((

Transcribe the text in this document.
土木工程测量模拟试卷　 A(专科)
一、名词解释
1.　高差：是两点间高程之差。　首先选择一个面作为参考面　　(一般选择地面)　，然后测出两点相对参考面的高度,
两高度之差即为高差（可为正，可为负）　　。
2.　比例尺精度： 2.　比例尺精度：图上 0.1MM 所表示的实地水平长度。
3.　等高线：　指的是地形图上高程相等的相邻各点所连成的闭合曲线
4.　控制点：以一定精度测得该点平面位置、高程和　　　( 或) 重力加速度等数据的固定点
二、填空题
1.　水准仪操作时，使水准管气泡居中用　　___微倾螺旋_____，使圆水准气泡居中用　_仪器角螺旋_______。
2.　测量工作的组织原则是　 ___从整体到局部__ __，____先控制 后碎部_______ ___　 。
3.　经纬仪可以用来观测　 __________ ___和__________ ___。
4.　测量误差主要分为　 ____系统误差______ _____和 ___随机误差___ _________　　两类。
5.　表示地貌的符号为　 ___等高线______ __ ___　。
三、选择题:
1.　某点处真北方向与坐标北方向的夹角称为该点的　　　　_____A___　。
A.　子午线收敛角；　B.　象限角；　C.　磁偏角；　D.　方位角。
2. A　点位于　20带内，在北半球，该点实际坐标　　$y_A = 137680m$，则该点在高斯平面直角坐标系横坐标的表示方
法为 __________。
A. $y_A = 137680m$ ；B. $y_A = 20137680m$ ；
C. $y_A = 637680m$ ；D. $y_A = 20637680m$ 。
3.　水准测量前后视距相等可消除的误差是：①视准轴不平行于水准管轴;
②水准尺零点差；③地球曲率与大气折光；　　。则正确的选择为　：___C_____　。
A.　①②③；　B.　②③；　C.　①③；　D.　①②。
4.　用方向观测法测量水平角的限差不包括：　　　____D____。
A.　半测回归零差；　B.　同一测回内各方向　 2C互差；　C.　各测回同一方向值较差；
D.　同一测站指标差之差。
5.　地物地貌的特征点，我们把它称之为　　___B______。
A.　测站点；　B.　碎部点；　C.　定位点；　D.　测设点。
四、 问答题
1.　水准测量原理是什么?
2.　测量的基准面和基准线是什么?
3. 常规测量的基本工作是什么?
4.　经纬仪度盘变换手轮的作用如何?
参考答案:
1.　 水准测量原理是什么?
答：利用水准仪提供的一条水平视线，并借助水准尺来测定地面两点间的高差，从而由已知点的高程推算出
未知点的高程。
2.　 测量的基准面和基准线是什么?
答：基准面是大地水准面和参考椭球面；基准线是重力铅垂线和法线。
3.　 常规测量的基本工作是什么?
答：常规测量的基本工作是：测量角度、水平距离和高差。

))

Without changing a word, restate the whole listing.

Full solution:
Transcribe the text in this document.
土木工程测量模拟试卷　 A(专科)
一、名词解释
1.　高差：是两点间高程之差。　首先选择一个面作为参考面　　(一般选择地面)　，然后测出两点相对参考面的高度,
两高度之差即为高差（可为正，可为负）　　。
2.　比例尺精度： 2.　比例尺精度：图上 0.1MM 所表示的实地水平长度。
3.　等高线：　指的是地形图上高程相等的相邻各点所连成的闭合曲线
4.　控制点：以一定精度测得该点平面位置、高程和　　　( 或) 重力加速度等数据的固定点
二、填空题
1.　水准仪操作时，使水准管气泡居中用　　___微倾螺旋_____，使圆水准气泡居中用　_仪器角螺旋_______。
2.　测量工作的组织原则是　 ___从整体到局部__ __，____先控制 后碎部_______ ___　 。
3.　经纬仪可以用来观测　 __________ ___和__________ ___。
4.　测量误差主要分为　 ____系统误差______ _____和 ___随机误差___ _________　　两类。
5.　表示地貌的符号为　 ___等高线______ __ ___　。
三、选择题:
1.　某点处真北方向与坐标北方向的夹角称为该点的　　　　_____A___　。
A.　子午线收敛角；　B.　象限角；　C.　磁偏角；　D.　方位角。
2. A　点位于　20带内，在北半球，该点实际坐标　　$y_A = 137680m$，则该点在高斯平面直角坐标系横坐标的表示方
法为 __________。
A. $y_A = 137680m$ ；B. $y_A = 20137680m$ ；
C. $y_A = 637680m$ ；D. $y_A = 20637680m$ 。
3.　水准测量前后视距相等可消除的误差是：①视准轴不平行于水准管轴;
②水准尺零点差；③地球曲率与大气折光；　　。则正确的选择为　：___C_____　。
A.　①②③；　B.　②③；　C.　①③；　D.　①②。
4.　用方向观测法测量水平角的限差不包括：　　　____D____。
A.　半测回归零差；　B.　同一测回内各方向　 2C互差；　C.　各测回同一方向值较差；
D.　同一测站指标差之差。
5.　地物地貌的特征点，我们把它称之为　　___B______。
A.　测站点；　B.　碎部点；　C.　定位点；　D.　测设点。
四、 问答题
1.　水准测量原理是什么?
2.　测量的基准面和基准线是什么?
3. 常规测量的基本工作是什么?
4.　经纬仪度盘变换手轮的作用如何?
参考答案:
1.　 水准测量原理是什么?
答：利用水准仪提供的一条水平视线，并借助水准尺来测定地面两点间的高差，从而由已知点的高程推算出
未知点的高程。
2.　 测量的基准面和基准线是什么?
答：基准面是大地水准面和参考椭球面；基准线是重力铅垂线和法线。
3.　 常规测量的基本工作是什么?
答：常规测量的基本工作是：测量角度、水平距离和高差。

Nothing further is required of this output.